*Your task*
Quote the listing below in its entirety, omitting every image.

*Source records*
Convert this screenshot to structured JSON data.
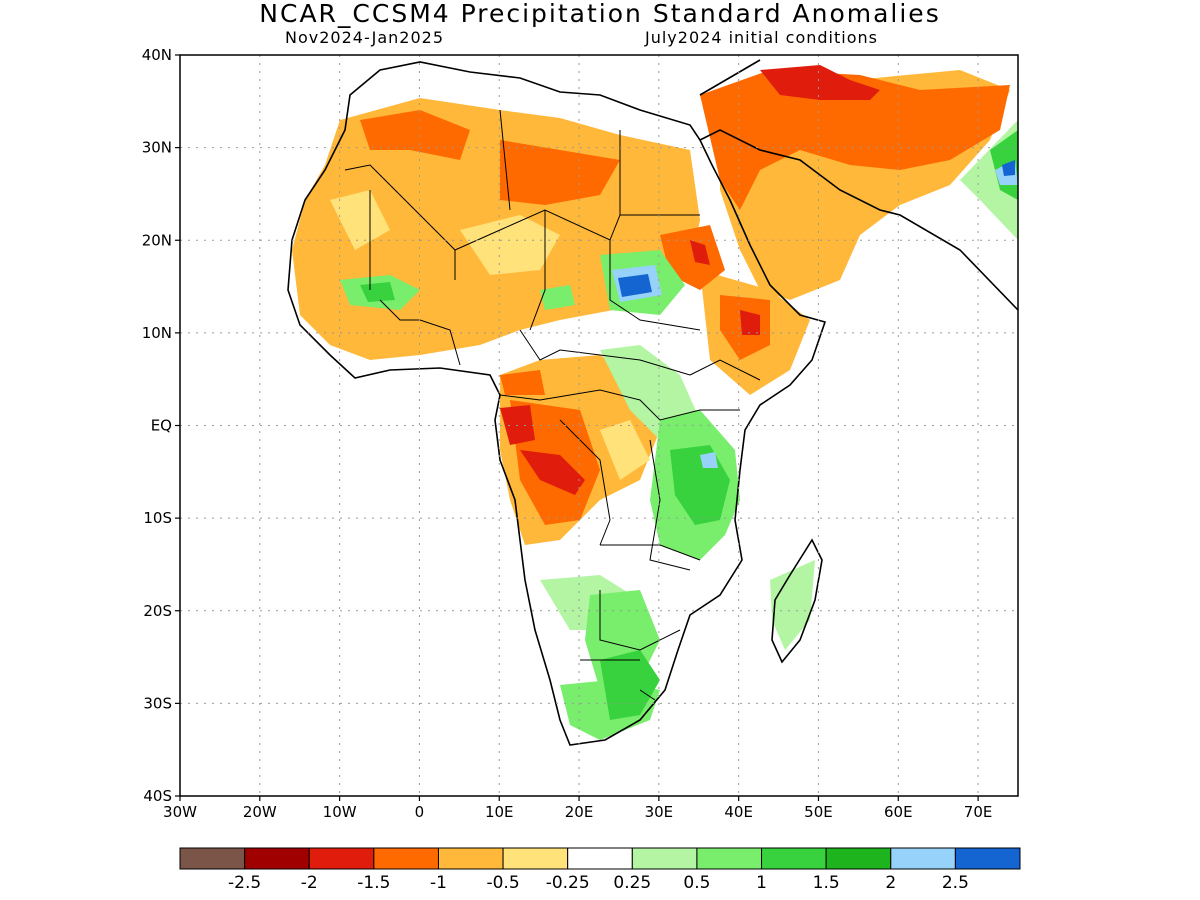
{
  "title": "NCAR_CCSM4 Precipitation Standard Anomalies",
  "subtitle_left": "Nov2024-Jan2025",
  "subtitle_right": "July2024 initial conditions",
  "map": {
    "lon_range": [
      -30,
      75
    ],
    "lat_range": [
      -40,
      40
    ],
    "grid": "dotted",
    "lon_ticks": [
      {
        "value": -30,
        "label": "30W"
      },
      {
        "value": -20,
        "label": "20W"
      },
      {
        "value": -10,
        "label": "10W"
      },
      {
        "value": 0,
        "label": "0"
      },
      {
        "value": 10,
        "label": "10E"
      },
      {
        "value": 20,
        "label": "20E"
      },
      {
        "value": 30,
        "label": "30E"
      },
      {
        "value": 40,
        "label": "40E"
      },
      {
        "value": 50,
        "label": "50E"
      },
      {
        "value": 60,
        "label": "60E"
      },
      {
        "value": 70,
        "label": "70E"
      }
    ],
    "lat_ticks": [
      {
        "value": 40,
        "label": "40N"
      },
      {
        "value": 30,
        "label": "30N"
      },
      {
        "value": 20,
        "label": "20N"
      },
      {
        "value": 10,
        "label": "10N"
      },
      {
        "value": 0,
        "label": "EQ"
      },
      {
        "value": -10,
        "label": "10S"
      },
      {
        "value": -20,
        "label": "20S"
      },
      {
        "value": -30,
        "label": "30S"
      },
      {
        "value": -40,
        "label": "40S"
      }
    ]
  },
  "colorbar": {
    "colors": [
      "#7a5548",
      "#a00000",
      "#e01c0c",
      "#ff6a00",
      "#ffb83a",
      "#ffe27a",
      "#ffffff",
      "#b4f5a4",
      "#78ee6c",
      "#37d23d",
      "#1eb41e",
      "#96d2fa",
      "#1464d2"
    ],
    "labels": [
      "-2.5",
      "-2",
      "-1.5",
      "-1",
      "-0.5",
      "-0.25",
      "0.25",
      "0.5",
      "1",
      "1.5",
      "2",
      "2.5"
    ]
  }
}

*Solution below*
Convert this screenshot to structured JSON data.
{
  "title": "NCAR_CCSM4 Precipitation Standard Anomalies",
  "subtitle_left": "Nov2024-Jan2025",
  "subtitle_right": "July2024 initial conditions",
  "map": {
    "lon_range": [
      -30,
      75
    ],
    "lat_range": [
      -40,
      40
    ],
    "grid": "dotted",
    "lon_ticks": [
      {
        "value": -30,
        "label": "30W"
      },
      {
        "value": -20,
        "label": "20W"
      },
      {
        "value": -10,
        "label": "10W"
      },
      {
        "value": 0,
        "label": "0"
      },
      {
        "value": 10,
        "label": "10E"
      },
      {
        "value": 20,
        "label": "20E"
      },
      {
        "value": 30,
        "label": "30E"
      },
      {
        "value": 40,
        "label": "40E"
      },
      {
        "value": 50,
        "label": "50E"
      },
      {
        "value": 60,
        "label": "60E"
      },
      {
        "value": 70,
        "label": "70E"
      }
    ],
    "lat_ticks": [
      {
        "value": 40,
        "label": "40N"
      },
      {
        "value": 30,
        "label": "30N"
      },
      {
        "value": 20,
        "label": "20N"
      },
      {
        "value": 10,
        "label": "10N"
      },
      {
        "value": 0,
        "label": "EQ"
      },
      {
        "value": -10,
        "label": "10S"
      },
      {
        "value": -20,
        "label": "20S"
      },
      {
        "value": -30,
        "label": "30S"
      },
      {
        "value": -40,
        "label": "40S"
      }
    ]
  },
  "colorbar": {
    "colors": [
      "#7a5548",
      "#a00000",
      "#e01c0c",
      "#ff6a00",
      "#ffb83a",
      "#ffe27a",
      "#ffffff",
      "#b4f5a4",
      "#78ee6c",
      "#37d23d",
      "#1eb41e",
      "#96d2fa",
      "#1464d2"
    ],
    "labels": [
      "-2.5",
      "-2",
      "-1.5",
      "-1",
      "-0.5",
      "-0.25",
      "0.25",
      "0.5",
      "1",
      "1.5",
      "2",
      "2.5"
    ]
  }
}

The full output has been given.